▸ **WHAT YOU NEED TO DO**:
Copy out all the lines where "structured" shows up.

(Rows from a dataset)
====
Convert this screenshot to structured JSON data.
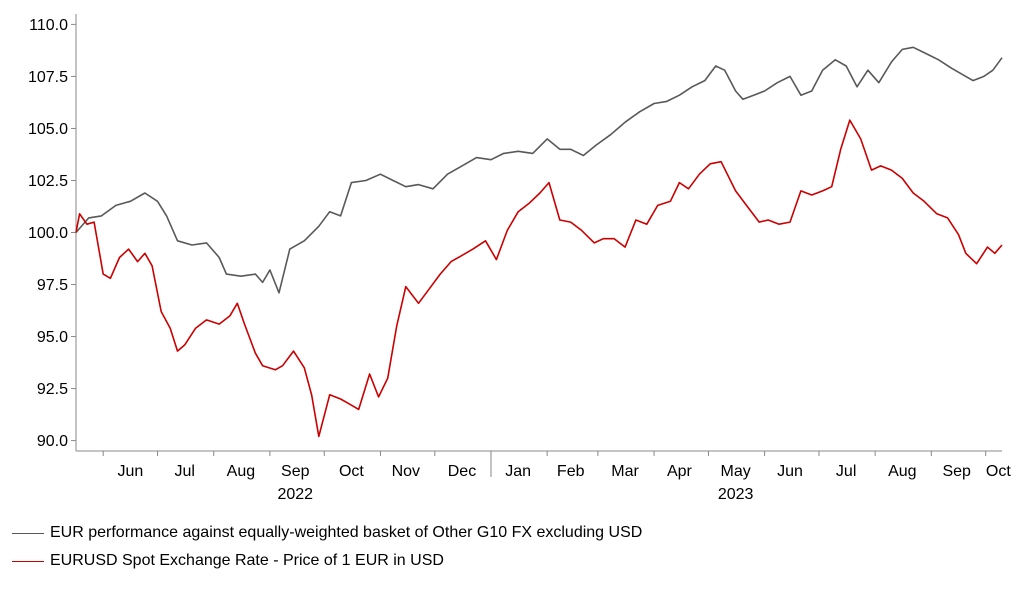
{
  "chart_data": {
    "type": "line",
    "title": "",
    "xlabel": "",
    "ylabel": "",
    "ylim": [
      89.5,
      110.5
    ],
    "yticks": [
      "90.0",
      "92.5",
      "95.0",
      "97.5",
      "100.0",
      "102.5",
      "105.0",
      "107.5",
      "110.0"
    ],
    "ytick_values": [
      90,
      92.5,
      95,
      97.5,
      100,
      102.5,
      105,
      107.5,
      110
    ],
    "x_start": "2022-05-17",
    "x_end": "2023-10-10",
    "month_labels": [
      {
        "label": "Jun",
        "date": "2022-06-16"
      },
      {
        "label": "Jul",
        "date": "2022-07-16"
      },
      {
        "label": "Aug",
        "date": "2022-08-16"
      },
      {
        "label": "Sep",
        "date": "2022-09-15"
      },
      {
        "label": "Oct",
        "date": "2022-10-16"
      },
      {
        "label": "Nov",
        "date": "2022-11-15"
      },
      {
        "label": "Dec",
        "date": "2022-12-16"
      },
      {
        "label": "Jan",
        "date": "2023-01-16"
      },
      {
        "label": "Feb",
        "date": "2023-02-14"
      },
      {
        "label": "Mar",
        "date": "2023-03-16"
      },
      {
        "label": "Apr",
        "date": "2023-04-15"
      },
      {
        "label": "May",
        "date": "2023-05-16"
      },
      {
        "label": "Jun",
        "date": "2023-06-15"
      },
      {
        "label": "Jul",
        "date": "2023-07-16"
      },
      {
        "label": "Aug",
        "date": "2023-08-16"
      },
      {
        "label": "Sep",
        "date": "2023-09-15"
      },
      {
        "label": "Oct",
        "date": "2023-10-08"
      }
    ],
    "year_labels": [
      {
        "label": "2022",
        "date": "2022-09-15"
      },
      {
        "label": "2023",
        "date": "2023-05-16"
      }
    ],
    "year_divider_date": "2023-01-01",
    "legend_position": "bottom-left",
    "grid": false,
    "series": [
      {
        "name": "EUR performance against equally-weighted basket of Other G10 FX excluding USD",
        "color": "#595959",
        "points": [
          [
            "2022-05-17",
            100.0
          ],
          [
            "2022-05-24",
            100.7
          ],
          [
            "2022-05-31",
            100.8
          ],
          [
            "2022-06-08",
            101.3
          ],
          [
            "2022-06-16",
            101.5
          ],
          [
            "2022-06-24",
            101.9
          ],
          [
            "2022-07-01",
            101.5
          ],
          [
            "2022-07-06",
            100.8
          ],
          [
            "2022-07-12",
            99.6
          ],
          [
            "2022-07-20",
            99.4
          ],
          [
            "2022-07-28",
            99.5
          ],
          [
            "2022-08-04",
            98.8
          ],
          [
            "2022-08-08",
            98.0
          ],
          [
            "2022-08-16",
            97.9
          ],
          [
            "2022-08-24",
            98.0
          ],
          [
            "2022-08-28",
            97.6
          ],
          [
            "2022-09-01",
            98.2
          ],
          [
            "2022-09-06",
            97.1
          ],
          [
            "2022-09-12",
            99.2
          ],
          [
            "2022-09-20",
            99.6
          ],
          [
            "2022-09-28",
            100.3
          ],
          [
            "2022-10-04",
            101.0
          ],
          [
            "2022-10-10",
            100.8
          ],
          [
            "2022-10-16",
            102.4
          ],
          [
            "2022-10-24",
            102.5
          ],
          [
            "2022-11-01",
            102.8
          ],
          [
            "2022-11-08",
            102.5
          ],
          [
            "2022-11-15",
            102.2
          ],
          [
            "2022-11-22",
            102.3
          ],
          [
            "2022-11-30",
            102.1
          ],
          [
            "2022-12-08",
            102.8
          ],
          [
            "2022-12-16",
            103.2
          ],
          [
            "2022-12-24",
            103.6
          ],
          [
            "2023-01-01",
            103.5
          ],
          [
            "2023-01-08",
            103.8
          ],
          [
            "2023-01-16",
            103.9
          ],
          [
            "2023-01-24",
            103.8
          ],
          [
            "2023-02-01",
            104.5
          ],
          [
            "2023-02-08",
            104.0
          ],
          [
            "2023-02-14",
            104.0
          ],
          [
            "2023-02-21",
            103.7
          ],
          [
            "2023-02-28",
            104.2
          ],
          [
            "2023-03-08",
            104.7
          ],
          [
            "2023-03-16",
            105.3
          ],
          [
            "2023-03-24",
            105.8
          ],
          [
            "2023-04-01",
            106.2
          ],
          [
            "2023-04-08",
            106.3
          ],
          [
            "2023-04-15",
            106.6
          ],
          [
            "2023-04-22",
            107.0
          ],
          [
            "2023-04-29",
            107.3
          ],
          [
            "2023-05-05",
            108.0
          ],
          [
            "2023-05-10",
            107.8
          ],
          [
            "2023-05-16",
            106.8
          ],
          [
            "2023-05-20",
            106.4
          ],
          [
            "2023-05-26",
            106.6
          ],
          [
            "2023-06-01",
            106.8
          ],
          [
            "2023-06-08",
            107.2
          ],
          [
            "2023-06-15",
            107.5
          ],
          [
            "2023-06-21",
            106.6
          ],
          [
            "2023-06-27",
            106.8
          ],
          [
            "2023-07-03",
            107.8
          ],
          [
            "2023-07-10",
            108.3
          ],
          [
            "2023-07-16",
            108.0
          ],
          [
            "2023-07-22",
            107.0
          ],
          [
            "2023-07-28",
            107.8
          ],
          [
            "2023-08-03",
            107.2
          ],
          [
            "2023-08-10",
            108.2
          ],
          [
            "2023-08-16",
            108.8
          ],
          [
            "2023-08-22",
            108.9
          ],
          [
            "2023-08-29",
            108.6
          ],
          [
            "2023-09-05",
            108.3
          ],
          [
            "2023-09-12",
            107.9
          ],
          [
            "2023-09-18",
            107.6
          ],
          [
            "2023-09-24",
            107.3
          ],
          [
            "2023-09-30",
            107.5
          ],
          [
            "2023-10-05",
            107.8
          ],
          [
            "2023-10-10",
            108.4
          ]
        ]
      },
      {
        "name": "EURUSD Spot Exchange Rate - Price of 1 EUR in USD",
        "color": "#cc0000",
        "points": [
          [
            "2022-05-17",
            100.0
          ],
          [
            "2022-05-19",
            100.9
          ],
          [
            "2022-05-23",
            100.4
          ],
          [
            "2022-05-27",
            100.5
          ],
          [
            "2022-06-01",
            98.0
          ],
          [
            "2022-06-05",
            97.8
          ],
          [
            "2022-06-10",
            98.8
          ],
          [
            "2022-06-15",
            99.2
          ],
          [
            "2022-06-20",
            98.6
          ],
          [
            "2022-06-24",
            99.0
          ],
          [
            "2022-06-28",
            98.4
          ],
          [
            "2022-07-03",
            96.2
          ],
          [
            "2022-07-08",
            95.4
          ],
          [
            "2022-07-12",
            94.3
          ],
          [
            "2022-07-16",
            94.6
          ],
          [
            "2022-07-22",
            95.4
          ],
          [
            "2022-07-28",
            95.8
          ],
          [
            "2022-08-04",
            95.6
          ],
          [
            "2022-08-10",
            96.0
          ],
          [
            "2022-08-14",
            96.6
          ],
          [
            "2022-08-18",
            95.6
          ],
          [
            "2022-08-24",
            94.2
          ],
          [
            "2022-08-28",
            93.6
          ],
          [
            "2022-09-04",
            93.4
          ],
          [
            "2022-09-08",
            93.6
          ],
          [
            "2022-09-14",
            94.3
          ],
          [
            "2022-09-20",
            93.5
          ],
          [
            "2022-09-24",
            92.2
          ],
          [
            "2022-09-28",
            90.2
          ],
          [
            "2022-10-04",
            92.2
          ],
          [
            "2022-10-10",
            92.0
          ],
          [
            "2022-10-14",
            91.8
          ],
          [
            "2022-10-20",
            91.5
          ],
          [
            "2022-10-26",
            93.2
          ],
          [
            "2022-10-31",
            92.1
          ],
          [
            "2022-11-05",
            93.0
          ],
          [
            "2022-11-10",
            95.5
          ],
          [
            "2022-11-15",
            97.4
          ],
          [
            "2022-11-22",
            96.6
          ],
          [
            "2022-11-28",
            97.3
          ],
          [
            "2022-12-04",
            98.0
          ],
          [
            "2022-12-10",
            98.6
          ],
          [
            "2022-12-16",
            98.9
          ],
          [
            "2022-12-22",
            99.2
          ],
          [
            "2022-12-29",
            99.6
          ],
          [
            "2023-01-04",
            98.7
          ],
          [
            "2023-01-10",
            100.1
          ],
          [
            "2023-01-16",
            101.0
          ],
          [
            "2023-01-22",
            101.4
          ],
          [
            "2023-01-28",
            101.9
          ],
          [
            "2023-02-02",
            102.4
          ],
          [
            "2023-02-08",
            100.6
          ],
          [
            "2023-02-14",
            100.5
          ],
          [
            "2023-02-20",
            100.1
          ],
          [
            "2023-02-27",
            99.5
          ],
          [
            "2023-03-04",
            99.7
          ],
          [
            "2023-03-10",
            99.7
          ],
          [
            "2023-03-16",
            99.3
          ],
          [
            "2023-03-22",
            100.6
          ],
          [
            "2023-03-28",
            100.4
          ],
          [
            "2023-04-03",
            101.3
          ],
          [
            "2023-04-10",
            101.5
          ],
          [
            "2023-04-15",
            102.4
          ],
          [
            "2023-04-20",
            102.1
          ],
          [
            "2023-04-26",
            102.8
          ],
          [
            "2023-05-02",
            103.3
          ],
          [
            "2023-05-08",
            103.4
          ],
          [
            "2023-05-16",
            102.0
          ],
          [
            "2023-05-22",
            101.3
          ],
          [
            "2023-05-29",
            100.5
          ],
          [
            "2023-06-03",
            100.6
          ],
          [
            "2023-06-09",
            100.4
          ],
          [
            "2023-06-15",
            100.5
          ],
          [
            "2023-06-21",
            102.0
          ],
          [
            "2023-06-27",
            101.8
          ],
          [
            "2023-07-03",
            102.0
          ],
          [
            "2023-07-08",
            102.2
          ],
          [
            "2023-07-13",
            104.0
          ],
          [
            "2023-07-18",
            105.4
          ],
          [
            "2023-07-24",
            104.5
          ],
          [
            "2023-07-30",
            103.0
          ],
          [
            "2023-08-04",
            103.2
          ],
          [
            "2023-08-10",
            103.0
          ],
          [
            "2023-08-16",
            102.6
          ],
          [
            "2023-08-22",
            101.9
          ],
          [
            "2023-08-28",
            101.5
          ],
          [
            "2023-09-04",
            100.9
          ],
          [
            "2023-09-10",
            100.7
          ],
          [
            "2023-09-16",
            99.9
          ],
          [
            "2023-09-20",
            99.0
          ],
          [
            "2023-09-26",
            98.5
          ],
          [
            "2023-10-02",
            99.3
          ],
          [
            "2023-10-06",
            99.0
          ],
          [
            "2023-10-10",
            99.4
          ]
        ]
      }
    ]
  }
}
====
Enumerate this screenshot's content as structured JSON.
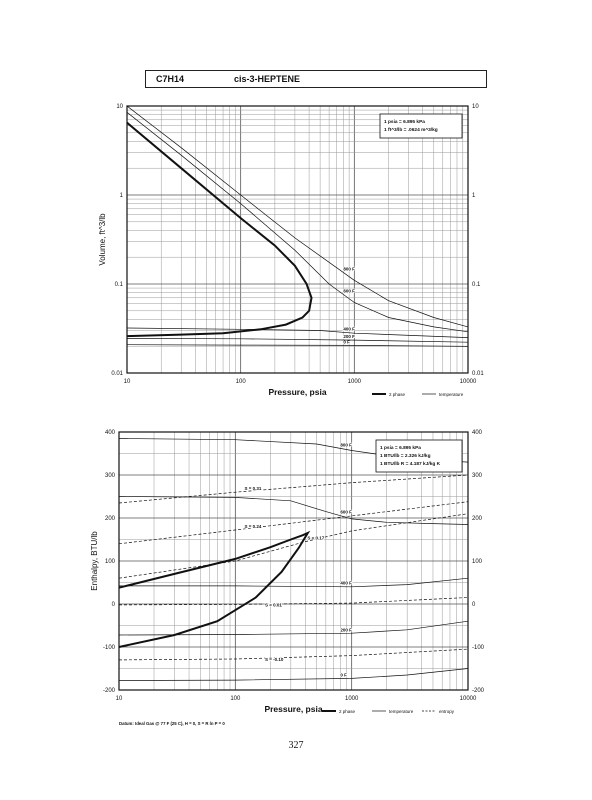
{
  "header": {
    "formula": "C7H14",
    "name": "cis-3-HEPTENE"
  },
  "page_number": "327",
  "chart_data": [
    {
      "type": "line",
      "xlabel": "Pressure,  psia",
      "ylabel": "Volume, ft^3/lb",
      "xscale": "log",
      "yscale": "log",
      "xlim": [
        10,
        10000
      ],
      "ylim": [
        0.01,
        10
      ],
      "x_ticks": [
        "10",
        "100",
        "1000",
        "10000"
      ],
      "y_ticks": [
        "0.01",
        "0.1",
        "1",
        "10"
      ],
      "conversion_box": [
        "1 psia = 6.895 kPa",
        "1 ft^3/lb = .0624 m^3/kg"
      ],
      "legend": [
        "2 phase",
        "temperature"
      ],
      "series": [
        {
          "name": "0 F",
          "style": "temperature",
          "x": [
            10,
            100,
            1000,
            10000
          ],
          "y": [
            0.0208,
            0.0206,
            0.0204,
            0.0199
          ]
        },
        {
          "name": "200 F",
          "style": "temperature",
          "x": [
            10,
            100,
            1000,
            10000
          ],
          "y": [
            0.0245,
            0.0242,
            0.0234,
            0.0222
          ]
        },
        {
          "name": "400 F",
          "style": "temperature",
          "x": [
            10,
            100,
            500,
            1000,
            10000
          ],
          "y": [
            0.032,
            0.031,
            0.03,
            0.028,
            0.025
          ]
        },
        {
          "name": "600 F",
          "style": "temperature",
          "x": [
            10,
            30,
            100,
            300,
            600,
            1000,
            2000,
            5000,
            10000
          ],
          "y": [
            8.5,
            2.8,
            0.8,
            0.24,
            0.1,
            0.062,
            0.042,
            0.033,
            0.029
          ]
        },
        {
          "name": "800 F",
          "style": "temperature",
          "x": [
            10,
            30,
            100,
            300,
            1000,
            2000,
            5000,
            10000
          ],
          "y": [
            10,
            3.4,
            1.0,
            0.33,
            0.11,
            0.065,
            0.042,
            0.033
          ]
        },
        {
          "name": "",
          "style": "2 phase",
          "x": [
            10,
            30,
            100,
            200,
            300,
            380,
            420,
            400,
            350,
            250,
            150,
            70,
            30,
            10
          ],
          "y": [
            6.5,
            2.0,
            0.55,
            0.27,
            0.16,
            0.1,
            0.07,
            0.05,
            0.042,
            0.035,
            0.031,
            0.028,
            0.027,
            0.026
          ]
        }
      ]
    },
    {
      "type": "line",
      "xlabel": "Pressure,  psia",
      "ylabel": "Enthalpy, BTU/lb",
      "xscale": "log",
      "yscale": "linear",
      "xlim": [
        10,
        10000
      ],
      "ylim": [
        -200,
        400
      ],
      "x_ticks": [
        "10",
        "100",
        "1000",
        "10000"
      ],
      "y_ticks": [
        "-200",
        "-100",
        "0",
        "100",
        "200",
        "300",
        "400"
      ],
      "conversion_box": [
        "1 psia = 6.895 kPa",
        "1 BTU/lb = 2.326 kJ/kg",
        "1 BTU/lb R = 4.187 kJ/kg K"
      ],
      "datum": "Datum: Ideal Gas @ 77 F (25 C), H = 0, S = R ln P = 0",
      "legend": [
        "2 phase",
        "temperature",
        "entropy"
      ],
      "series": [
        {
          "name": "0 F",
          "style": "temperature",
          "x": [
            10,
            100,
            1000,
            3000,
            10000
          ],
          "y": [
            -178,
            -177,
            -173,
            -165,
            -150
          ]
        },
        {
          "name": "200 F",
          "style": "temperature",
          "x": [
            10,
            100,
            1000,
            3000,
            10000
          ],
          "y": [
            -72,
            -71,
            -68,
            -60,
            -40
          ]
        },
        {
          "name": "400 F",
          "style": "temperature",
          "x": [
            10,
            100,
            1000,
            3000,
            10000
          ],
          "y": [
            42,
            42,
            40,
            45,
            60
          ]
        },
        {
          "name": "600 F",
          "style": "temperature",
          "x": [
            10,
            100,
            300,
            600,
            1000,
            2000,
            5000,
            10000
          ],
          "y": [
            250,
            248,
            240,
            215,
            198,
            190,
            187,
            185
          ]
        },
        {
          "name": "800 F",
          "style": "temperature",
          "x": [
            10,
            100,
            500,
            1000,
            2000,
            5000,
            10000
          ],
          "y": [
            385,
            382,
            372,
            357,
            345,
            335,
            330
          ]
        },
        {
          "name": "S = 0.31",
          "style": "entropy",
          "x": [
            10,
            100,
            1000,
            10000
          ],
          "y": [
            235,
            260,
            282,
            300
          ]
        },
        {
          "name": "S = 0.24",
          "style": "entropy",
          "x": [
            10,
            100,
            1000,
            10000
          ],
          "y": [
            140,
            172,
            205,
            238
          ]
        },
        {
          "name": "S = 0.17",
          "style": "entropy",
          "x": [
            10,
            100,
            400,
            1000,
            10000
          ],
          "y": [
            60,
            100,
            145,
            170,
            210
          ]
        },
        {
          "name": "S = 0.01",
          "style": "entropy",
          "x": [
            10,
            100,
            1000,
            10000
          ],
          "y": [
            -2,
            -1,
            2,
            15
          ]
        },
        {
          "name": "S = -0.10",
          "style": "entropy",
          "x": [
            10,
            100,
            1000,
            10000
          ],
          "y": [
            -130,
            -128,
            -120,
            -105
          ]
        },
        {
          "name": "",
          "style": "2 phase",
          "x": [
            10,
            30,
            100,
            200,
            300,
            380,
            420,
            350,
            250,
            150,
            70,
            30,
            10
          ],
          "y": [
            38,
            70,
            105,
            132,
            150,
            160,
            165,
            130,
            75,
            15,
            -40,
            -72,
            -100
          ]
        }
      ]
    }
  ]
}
====
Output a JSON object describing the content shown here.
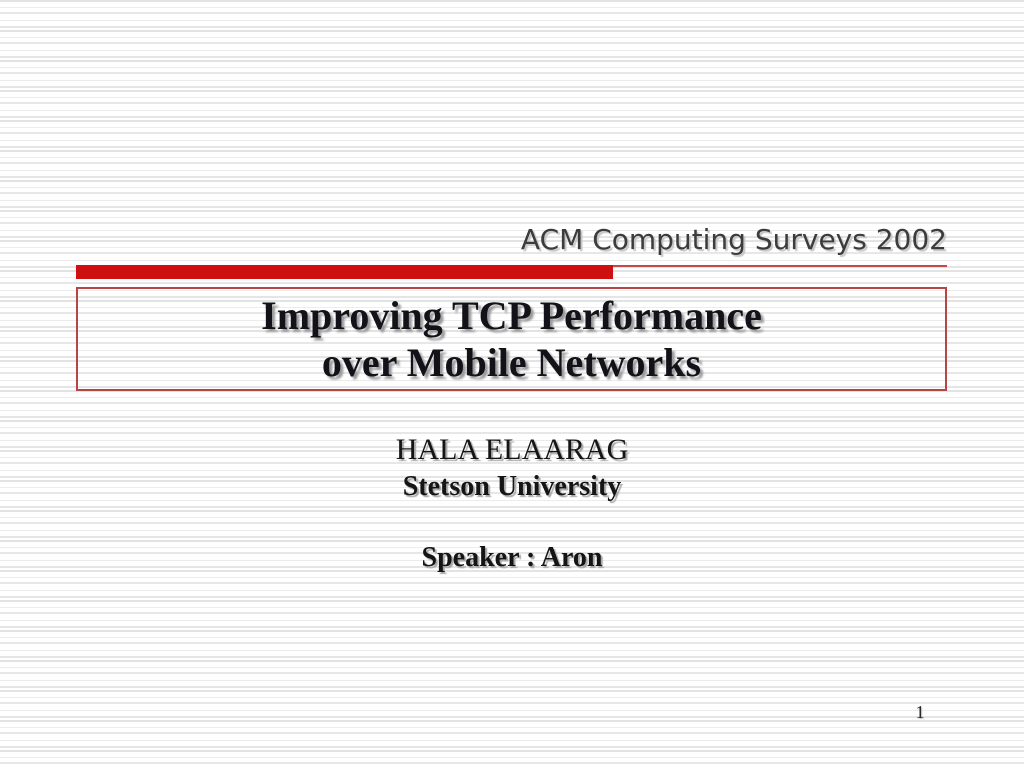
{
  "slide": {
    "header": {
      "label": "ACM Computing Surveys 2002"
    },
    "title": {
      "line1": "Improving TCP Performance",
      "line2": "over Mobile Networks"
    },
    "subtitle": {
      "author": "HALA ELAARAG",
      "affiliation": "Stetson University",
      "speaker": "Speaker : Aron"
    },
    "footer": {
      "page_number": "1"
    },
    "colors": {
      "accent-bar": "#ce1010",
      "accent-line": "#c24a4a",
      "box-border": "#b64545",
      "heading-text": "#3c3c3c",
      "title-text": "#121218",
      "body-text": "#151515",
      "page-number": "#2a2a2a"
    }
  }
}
====
▸ **COMPLETE RESPONSE**:
Convert this screenshot to structured JSON data.
Enumerate this screenshot's content as structured JSON.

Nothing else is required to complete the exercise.